Copy out every record below exactly as written, but leave out any pictures.

----------------------------------------

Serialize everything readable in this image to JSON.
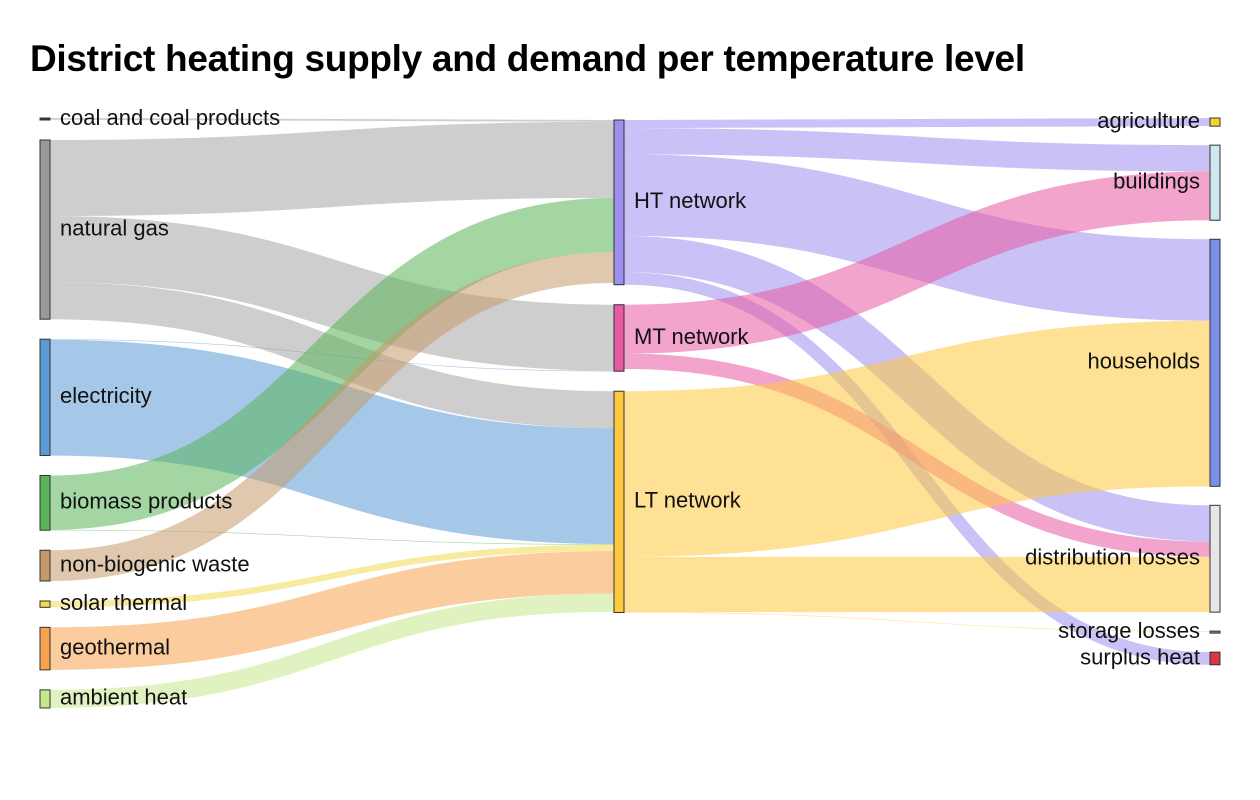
{
  "page": {
    "title": "District heating supply and demand per temperature level"
  },
  "chart_data": {
    "type": "sankey",
    "title": "District heating supply and demand per temperature level",
    "units": "",
    "nodes": [
      {
        "id": "coal",
        "label": "coal and coal products",
        "color": "#333333",
        "column": 0
      },
      {
        "id": "gas",
        "label": "natural gas",
        "color": "#999999",
        "column": 0
      },
      {
        "id": "elec",
        "label": "electricity",
        "color": "#5b9bd5",
        "column": 0
      },
      {
        "id": "bio",
        "label": "biomass products",
        "color": "#5ab55a",
        "column": 0
      },
      {
        "id": "waste",
        "label": "non-biogenic waste",
        "color": "#c49a6c",
        "column": 0
      },
      {
        "id": "solar",
        "label": "solar thermal",
        "color": "#f2d94e",
        "column": 0
      },
      {
        "id": "geo",
        "label": "geothermal",
        "color": "#f7a24f",
        "column": 0
      },
      {
        "id": "amb",
        "label": "ambient heat",
        "color": "#c5e88a",
        "column": 0
      },
      {
        "id": "ht",
        "label": "HT network",
        "color": "#9f8fef",
        "column": 1
      },
      {
        "id": "mt",
        "label": "MT network",
        "color": "#e859a3",
        "column": 1
      },
      {
        "id": "lt",
        "label": "LT network",
        "color": "#ffc940",
        "column": 1
      },
      {
        "id": "agri",
        "label": "agriculture",
        "color": "#f6d42f",
        "column": 2
      },
      {
        "id": "bldg",
        "label": "buildings",
        "color": "#cde8ef",
        "column": 2
      },
      {
        "id": "hh",
        "label": "households",
        "color": "#7b8fe8",
        "column": 2
      },
      {
        "id": "dloss",
        "label": "distribution losses",
        "color": "#e6e6e6",
        "column": 2
      },
      {
        "id": "sloss",
        "label": "storage losses",
        "color": "#888888",
        "column": 2
      },
      {
        "id": "surplus",
        "label": "surplus heat",
        "color": "#dd3344",
        "column": 2
      }
    ],
    "links": [
      {
        "source": "coal",
        "target": "ht",
        "value": 2,
        "color": "#a6a6a6"
      },
      {
        "source": "gas",
        "target": "ht",
        "value": 84,
        "color": "#a6a6a6"
      },
      {
        "source": "gas",
        "target": "mt",
        "value": 73,
        "color": "#a6a6a6"
      },
      {
        "source": "gas",
        "target": "lt",
        "value": 41,
        "color": "#a6a6a6"
      },
      {
        "source": "elec",
        "target": "mt",
        "value": 0.5,
        "color": "#5b9bd5"
      },
      {
        "source": "elec",
        "target": "lt",
        "value": 128,
        "color": "#5b9bd5"
      },
      {
        "source": "bio",
        "target": "ht",
        "value": 60,
        "color": "#5ab55a"
      },
      {
        "source": "bio",
        "target": "lt",
        "value": 0.5,
        "color": "#5ab55a"
      },
      {
        "source": "waste",
        "target": "ht",
        "value": 34,
        "color": "#c49a6c"
      },
      {
        "source": "solar",
        "target": "lt",
        "value": 7,
        "color": "#f2d94e"
      },
      {
        "source": "geo",
        "target": "lt",
        "value": 47,
        "color": "#f7a24f"
      },
      {
        "source": "amb",
        "target": "lt",
        "value": 20,
        "color": "#c5e88a"
      },
      {
        "source": "ht",
        "target": "agri",
        "value": 9,
        "color": "#9f8fef"
      },
      {
        "source": "ht",
        "target": "bldg",
        "value": 29,
        "color": "#9f8fef"
      },
      {
        "source": "ht",
        "target": "hh",
        "value": 90,
        "color": "#9f8fef"
      },
      {
        "source": "ht",
        "target": "dloss",
        "value": 40,
        "color": "#9f8fef"
      },
      {
        "source": "ht",
        "target": "surplus",
        "value": 14,
        "color": "#9f8fef"
      },
      {
        "source": "mt",
        "target": "bldg",
        "value": 54,
        "color": "#e859a3"
      },
      {
        "source": "mt",
        "target": "dloss",
        "value": 17,
        "color": "#e859a3"
      },
      {
        "source": "lt",
        "target": "hh",
        "value": 183,
        "color": "#ffc940"
      },
      {
        "source": "lt",
        "target": "dloss",
        "value": 61,
        "color": "#ffc940"
      },
      {
        "source": "lt",
        "target": "sloss",
        "value": 0.5,
        "color": "#ffc940"
      }
    ]
  }
}
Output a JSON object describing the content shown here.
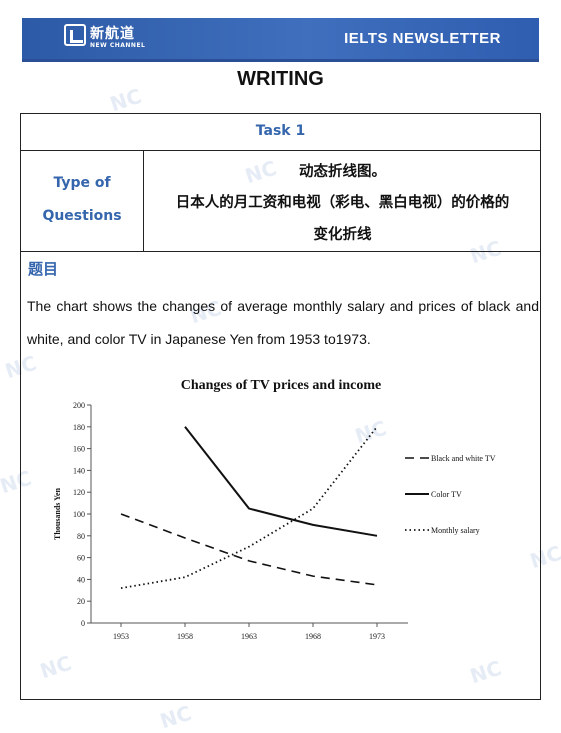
{
  "header": {
    "logo_cn": "新航道",
    "logo_en": "NEW CHANNEL",
    "newsletter_title": "IELTS NEWSLETTER",
    "brand_color": "#2d5aa6"
  },
  "section_title": "WRITING",
  "task": {
    "label": "Task 1",
    "type_label_line1": "Type of",
    "type_label_line2": "Questions",
    "type_line1": "动态折线图。",
    "type_line2": "日本人的月工资和电视（彩电、黑白电视）的价格的",
    "type_line3": "变化折线"
  },
  "question": {
    "heading": "题目",
    "text": "The chart shows the changes of average monthly salary and prices of black and white, and color TV in Japanese Yen from 1953 to1973."
  },
  "chart_data": {
    "type": "line",
    "title": "Changes of TV prices and income",
    "xlabel": "",
    "ylabel": "Thousands Yen",
    "x": [
      "1953",
      "1958",
      "1963",
      "1968",
      "1973"
    ],
    "ylim": [
      0,
      200
    ],
    "yticks": [
      0,
      20,
      40,
      60,
      80,
      100,
      120,
      140,
      160,
      180,
      200
    ],
    "grid": false,
    "legend": "right",
    "series": [
      {
        "name": "Black and white TV",
        "style": "dashed",
        "values": [
          100,
          78,
          57,
          43,
          35
        ]
      },
      {
        "name": "Color TV",
        "style": "solid",
        "values": [
          null,
          180,
          105,
          90,
          80
        ]
      },
      {
        "name": "Monthly salary",
        "style": "dotted",
        "values": [
          32,
          42,
          70,
          105,
          180
        ]
      }
    ]
  }
}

----------------------------------------

» **REPLY TO THE EXERCISE**
Serialize everything readable in this image to JSON.
{
  "page": {
    "title": "District heating supply and demand per temperature level"
  },
  "chart_data": {
    "type": "sankey",
    "title": "District heating supply and demand per temperature level",
    "units": "",
    "nodes": [
      {
        "id": "coal",
        "label": "coal and coal products",
        "color": "#333333",
        "column": 0
      },
      {
        "id": "gas",
        "label": "natural gas",
        "color": "#999999",
        "column": 0
      },
      {
        "id": "elec",
        "label": "electricity",
        "color": "#5b9bd5",
        "column": 0
      },
      {
        "id": "bio",
        "label": "biomass products",
        "color": "#5ab55a",
        "column": 0
      },
      {
        "id": "waste",
        "label": "non-biogenic waste",
        "color": "#c49a6c",
        "column": 0
      },
      {
        "id": "solar",
        "label": "solar thermal",
        "color": "#f2d94e",
        "column": 0
      },
      {
        "id": "geo",
        "label": "geothermal",
        "color": "#f7a24f",
        "column": 0
      },
      {
        "id": "amb",
        "label": "ambient heat",
        "color": "#c5e88a",
        "column": 0
      },
      {
        "id": "ht",
        "label": "HT network",
        "color": "#9f8fef",
        "column": 1
      },
      {
        "id": "mt",
        "label": "MT network",
        "color": "#e859a3",
        "column": 1
      },
      {
        "id": "lt",
        "label": "LT network",
        "color": "#ffc940",
        "column": 1
      },
      {
        "id": "agri",
        "label": "agriculture",
        "color": "#f6d42f",
        "column": 2
      },
      {
        "id": "bldg",
        "label": "buildings",
        "color": "#cde8ef",
        "column": 2
      },
      {
        "id": "hh",
        "label": "households",
        "color": "#7b8fe8",
        "column": 2
      },
      {
        "id": "dloss",
        "label": "distribution losses",
        "color": "#e6e6e6",
        "column": 2
      },
      {
        "id": "sloss",
        "label": "storage losses",
        "color": "#888888",
        "column": 2
      },
      {
        "id": "surplus",
        "label": "surplus heat",
        "color": "#dd3344",
        "column": 2
      }
    ],
    "links": [
      {
        "source": "coal",
        "target": "ht",
        "value": 2,
        "color": "#a6a6a6"
      },
      {
        "source": "gas",
        "target": "ht",
        "value": 84,
        "color": "#a6a6a6"
      },
      {
        "source": "gas",
        "target": "mt",
        "value": 73,
        "color": "#a6a6a6"
      },
      {
        "source": "gas",
        "target": "lt",
        "value": 41,
        "color": "#a6a6a6"
      },
      {
        "source": "elec",
        "target": "mt",
        "value": 0.5,
        "color": "#5b9bd5"
      },
      {
        "source": "elec",
        "target": "lt",
        "value": 128,
        "color": "#5b9bd5"
      },
      {
        "source": "bio",
        "target": "ht",
        "value": 60,
        "color": "#5ab55a"
      },
      {
        "source": "bio",
        "target": "lt",
        "value": 0.5,
        "color": "#5ab55a"
      },
      {
        "source": "waste",
        "target": "ht",
        "value": 34,
        "color": "#c49a6c"
      },
      {
        "source": "solar",
        "target": "lt",
        "value": 7,
        "color": "#f2d94e"
      },
      {
        "source": "geo",
        "target": "lt",
        "value": 47,
        "color": "#f7a24f"
      },
      {
        "source": "amb",
        "target": "lt",
        "value": 20,
        "color": "#c5e88a"
      },
      {
        "source": "ht",
        "target": "agri",
        "value": 9,
        "color": "#9f8fef"
      },
      {
        "source": "ht",
        "target": "bldg",
        "value": 29,
        "color": "#9f8fef"
      },
      {
        "source": "ht",
        "target": "hh",
        "value": 90,
        "color": "#9f8fef"
      },
      {
        "source": "ht",
        "target": "dloss",
        "value": 40,
        "color": "#9f8fef"
      },
      {
        "source": "ht",
        "target": "surplus",
        "value": 14,
        "color": "#9f8fef"
      },
      {
        "source": "mt",
        "target": "bldg",
        "value": 54,
        "color": "#e859a3"
      },
      {
        "source": "mt",
        "target": "dloss",
        "value": 17,
        "color": "#e859a3"
      },
      {
        "source": "lt",
        "target": "hh",
        "value": 183,
        "color": "#ffc940"
      },
      {
        "source": "lt",
        "target": "dloss",
        "value": 61,
        "color": "#ffc940"
      },
      {
        "source": "lt",
        "target": "sloss",
        "value": 0.5,
        "color": "#ffc940"
      }
    ]
  }
}
Output a JSON object describing the content shown here.
{
  "header": {
    "logo_cn": "新航道",
    "logo_en": "NEW CHANNEL",
    "newsletter_title": "IELTS NEWSLETTER",
    "brand_color": "#2d5aa6"
  },
  "section_title": "WRITING",
  "task": {
    "label": "Task 1",
    "type_label_line1": "Type of",
    "type_label_line2": "Questions",
    "type_line1": "动态折线图。",
    "type_line2": "日本人的月工资和电视（彩电、黑白电视）的价格的",
    "type_line3": "变化折线"
  },
  "question": {
    "heading": "题目",
    "text": "The chart shows the changes of average monthly salary and prices of black and white, and color TV in Japanese Yen from 1953 to1973."
  },
  "chart_data": {
    "type": "line",
    "title": "Changes of TV prices and income",
    "xlabel": "",
    "ylabel": "Thousands Yen",
    "x": [
      "1953",
      "1958",
      "1963",
      "1968",
      "1973"
    ],
    "ylim": [
      0,
      200
    ],
    "yticks": [
      0,
      20,
      40,
      60,
      80,
      100,
      120,
      140,
      160,
      180,
      200
    ],
    "grid": false,
    "legend": "right",
    "series": [
      {
        "name": "Black and white TV",
        "style": "dashed",
        "values": [
          100,
          78,
          57,
          43,
          35
        ]
      },
      {
        "name": "Color TV",
        "style": "solid",
        "values": [
          null,
          180,
          105,
          90,
          80
        ]
      },
      {
        "name": "Monthly salary",
        "style": "dotted",
        "values": [
          32,
          42,
          70,
          105,
          180
        ]
      }
    ]
  }
}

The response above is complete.